Task prompt. Copy each line of the entries beneath that contains the word "letter".

**** Data extract

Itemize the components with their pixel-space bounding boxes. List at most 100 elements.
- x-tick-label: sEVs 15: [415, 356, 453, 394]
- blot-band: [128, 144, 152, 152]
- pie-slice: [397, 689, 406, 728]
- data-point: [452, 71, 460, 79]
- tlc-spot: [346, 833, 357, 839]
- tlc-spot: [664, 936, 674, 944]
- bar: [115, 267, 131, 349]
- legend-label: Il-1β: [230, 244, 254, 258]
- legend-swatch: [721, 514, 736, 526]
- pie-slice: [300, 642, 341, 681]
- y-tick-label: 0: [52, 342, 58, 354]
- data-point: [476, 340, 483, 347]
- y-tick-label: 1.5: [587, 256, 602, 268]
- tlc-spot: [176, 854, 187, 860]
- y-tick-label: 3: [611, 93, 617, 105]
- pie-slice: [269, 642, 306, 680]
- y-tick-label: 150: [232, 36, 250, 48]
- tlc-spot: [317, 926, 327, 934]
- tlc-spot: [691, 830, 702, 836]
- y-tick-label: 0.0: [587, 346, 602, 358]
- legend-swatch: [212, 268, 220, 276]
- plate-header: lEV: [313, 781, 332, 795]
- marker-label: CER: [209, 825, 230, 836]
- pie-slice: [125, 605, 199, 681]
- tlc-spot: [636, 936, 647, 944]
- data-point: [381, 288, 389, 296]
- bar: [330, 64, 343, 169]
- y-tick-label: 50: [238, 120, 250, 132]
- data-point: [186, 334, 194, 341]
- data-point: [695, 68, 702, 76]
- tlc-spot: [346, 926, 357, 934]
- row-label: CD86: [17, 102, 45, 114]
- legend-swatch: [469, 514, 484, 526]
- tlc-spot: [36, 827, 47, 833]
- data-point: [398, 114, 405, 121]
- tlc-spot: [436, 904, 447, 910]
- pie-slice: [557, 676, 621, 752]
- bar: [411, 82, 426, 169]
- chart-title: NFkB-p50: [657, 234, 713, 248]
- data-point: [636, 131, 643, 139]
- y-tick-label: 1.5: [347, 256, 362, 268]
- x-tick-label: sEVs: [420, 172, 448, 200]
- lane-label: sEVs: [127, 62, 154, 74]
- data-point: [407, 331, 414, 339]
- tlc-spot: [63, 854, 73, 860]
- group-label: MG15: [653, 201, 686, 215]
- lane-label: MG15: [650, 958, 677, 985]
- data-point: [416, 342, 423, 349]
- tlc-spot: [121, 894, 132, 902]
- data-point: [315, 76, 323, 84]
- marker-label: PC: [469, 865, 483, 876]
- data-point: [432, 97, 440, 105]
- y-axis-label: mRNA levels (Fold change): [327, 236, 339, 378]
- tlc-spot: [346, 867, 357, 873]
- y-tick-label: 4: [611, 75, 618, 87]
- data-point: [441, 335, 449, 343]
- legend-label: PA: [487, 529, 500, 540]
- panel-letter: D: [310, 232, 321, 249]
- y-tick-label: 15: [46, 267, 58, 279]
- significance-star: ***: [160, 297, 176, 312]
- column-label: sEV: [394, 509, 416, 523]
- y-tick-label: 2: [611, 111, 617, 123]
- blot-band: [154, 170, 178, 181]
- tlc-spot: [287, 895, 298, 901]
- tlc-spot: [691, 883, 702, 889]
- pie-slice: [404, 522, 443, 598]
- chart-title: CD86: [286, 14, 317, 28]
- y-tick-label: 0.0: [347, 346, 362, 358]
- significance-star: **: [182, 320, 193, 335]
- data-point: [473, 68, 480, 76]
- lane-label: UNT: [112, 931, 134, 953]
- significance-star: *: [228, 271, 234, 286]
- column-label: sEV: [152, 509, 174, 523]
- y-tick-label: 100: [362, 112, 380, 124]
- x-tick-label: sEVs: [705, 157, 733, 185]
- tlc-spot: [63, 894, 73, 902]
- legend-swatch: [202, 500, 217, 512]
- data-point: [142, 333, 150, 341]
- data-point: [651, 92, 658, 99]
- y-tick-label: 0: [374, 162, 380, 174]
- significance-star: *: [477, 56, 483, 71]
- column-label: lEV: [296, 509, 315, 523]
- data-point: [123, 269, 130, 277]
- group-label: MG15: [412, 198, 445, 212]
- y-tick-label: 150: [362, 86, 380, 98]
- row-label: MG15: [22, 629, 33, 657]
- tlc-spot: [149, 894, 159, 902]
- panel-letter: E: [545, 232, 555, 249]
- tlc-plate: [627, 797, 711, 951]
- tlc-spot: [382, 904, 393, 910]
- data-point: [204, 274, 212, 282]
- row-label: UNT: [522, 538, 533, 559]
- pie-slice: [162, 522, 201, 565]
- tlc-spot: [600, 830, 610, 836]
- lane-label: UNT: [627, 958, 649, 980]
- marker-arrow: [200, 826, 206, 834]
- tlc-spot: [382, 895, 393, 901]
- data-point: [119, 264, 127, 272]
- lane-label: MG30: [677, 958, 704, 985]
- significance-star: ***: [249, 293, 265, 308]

********
**** Data extract

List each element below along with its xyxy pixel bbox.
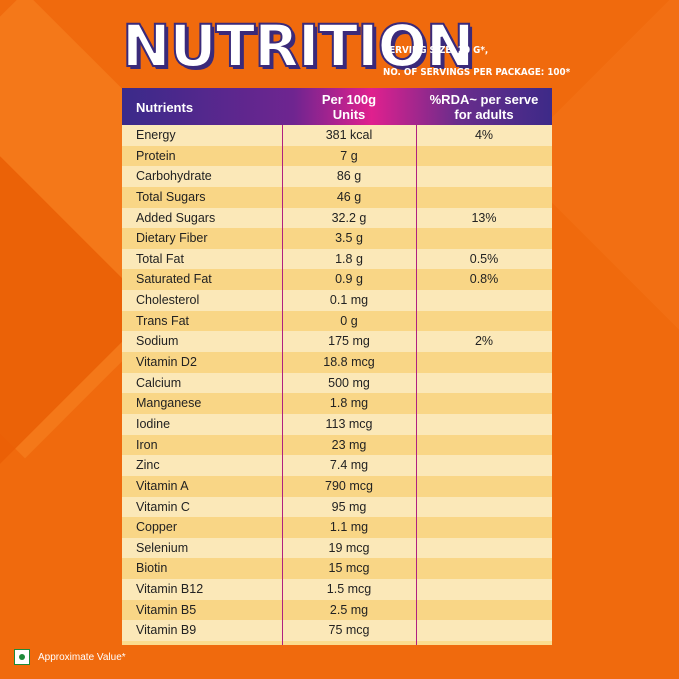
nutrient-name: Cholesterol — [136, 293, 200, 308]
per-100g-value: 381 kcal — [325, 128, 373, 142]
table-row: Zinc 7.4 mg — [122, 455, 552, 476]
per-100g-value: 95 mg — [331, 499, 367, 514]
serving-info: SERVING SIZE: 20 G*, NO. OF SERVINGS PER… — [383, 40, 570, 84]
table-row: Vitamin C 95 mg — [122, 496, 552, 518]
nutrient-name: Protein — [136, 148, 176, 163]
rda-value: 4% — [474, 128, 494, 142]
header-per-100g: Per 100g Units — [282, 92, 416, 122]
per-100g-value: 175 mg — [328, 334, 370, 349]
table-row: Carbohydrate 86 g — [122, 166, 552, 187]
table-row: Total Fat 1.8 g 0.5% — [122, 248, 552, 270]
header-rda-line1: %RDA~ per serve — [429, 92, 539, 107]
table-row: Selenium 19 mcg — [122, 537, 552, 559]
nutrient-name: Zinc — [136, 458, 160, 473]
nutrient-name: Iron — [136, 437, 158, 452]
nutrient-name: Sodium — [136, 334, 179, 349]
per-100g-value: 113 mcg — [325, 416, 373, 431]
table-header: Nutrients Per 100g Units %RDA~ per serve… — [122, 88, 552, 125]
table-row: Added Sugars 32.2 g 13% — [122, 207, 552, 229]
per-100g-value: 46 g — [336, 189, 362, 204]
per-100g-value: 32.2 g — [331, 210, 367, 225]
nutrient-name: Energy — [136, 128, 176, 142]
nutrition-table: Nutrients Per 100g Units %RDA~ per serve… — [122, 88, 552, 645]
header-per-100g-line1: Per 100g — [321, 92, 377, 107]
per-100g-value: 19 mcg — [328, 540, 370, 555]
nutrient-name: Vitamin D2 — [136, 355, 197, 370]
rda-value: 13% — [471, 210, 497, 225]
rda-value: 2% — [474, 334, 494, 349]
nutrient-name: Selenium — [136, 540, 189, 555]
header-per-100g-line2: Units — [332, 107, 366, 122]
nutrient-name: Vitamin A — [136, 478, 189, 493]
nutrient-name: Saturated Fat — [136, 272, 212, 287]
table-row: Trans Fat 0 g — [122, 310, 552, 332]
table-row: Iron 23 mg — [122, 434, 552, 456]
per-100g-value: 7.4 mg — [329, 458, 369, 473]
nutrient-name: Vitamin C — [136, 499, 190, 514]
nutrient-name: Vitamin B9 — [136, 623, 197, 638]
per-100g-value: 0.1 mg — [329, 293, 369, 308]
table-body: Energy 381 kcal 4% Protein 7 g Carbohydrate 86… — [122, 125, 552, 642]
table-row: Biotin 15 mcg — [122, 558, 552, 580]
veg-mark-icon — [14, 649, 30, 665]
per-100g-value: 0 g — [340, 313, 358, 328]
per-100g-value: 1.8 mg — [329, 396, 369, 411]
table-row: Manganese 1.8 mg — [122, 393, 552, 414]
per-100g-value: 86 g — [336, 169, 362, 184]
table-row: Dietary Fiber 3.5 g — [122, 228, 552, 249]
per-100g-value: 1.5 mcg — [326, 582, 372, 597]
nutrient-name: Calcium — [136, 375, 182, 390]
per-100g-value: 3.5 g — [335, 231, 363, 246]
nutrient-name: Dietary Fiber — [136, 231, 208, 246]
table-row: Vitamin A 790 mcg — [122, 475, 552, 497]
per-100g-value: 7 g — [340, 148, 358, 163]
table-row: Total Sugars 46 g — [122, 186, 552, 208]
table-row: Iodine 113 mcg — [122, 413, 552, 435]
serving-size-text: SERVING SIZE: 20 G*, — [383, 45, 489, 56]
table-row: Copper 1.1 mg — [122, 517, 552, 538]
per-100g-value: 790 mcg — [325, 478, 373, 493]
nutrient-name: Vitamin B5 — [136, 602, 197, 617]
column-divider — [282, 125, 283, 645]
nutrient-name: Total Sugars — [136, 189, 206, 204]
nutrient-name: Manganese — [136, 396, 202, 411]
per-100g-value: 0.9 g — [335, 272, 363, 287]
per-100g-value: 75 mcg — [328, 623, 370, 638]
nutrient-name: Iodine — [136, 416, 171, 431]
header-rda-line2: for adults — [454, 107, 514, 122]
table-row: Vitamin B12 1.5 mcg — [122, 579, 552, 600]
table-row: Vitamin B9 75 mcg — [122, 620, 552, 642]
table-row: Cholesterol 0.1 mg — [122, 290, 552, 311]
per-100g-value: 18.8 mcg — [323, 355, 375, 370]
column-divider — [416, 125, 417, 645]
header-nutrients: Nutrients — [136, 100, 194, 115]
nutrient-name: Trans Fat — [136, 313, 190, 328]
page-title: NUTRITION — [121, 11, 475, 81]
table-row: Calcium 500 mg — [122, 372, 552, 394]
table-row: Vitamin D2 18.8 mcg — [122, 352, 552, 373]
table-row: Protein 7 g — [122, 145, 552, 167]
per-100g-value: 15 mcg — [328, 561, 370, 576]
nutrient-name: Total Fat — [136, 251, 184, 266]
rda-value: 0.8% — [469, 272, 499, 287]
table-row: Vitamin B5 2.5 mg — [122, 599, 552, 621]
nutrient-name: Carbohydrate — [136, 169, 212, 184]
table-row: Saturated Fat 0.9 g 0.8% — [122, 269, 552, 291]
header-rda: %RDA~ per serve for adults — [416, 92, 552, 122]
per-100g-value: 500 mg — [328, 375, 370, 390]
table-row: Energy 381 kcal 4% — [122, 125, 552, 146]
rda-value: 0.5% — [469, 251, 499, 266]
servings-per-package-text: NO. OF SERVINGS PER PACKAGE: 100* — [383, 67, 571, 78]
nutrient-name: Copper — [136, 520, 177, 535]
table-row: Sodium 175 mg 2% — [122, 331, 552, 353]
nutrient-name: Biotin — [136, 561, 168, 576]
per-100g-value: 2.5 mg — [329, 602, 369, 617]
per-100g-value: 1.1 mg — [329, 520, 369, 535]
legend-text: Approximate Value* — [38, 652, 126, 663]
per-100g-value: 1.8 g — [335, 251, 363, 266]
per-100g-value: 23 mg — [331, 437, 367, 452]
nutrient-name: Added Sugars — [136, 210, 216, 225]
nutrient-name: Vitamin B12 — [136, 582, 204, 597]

********
**** Data extract

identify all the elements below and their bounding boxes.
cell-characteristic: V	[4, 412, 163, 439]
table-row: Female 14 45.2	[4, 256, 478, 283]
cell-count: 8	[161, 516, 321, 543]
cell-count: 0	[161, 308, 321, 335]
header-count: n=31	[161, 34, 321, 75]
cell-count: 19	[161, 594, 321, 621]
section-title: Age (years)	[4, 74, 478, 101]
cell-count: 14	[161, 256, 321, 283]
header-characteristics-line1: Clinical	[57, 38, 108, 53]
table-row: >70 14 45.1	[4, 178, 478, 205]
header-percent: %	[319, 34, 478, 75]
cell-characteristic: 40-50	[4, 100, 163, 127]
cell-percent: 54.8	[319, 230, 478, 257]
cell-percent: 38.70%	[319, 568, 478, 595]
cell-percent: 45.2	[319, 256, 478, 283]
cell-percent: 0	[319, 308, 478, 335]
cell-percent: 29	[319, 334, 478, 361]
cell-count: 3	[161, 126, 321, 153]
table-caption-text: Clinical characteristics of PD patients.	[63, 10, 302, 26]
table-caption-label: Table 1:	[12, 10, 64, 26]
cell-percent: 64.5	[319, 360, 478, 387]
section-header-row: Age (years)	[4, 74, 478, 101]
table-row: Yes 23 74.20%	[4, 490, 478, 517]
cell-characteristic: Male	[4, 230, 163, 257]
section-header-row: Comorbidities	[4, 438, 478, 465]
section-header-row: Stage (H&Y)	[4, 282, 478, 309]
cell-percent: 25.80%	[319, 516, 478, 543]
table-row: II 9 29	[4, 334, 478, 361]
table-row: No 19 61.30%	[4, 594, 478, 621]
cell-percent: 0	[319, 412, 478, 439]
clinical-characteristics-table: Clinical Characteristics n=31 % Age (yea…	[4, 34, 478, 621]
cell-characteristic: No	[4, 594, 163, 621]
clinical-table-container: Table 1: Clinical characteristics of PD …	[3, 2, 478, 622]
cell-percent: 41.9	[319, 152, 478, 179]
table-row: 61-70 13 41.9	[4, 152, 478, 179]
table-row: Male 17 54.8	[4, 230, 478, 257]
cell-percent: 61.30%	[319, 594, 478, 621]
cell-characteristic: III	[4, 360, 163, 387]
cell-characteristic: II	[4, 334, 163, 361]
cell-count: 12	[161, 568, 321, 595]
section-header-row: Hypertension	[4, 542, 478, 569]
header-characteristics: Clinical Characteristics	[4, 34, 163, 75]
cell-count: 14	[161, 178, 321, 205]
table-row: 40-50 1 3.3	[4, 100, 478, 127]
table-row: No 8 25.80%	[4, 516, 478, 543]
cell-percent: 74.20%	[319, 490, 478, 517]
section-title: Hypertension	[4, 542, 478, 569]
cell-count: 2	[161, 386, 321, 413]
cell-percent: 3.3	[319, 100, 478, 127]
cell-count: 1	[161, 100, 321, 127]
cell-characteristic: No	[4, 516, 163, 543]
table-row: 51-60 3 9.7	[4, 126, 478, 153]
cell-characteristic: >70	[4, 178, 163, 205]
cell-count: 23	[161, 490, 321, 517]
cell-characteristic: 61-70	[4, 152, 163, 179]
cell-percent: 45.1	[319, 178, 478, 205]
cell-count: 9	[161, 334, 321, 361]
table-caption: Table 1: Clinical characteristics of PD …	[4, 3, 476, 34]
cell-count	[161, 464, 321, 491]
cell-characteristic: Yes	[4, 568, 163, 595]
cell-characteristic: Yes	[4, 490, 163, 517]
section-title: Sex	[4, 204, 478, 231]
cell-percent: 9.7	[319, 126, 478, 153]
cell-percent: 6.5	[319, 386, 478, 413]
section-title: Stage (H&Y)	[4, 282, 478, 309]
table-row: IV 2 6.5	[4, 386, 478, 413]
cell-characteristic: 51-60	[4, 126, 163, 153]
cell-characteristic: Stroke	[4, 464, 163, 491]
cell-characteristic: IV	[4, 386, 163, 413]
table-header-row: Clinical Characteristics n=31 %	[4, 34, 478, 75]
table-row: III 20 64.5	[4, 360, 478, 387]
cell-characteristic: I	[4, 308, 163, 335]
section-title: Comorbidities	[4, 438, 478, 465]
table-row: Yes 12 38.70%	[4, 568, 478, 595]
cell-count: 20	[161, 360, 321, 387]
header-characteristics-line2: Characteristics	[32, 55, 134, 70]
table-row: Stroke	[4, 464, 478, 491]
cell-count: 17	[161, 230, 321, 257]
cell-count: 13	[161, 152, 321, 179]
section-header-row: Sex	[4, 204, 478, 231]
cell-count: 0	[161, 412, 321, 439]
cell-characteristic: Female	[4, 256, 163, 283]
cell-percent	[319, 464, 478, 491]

********

Result of the task.
- panel-letter: D: [310, 232, 321, 249]
- panel-letter: E: [545, 232, 555, 249]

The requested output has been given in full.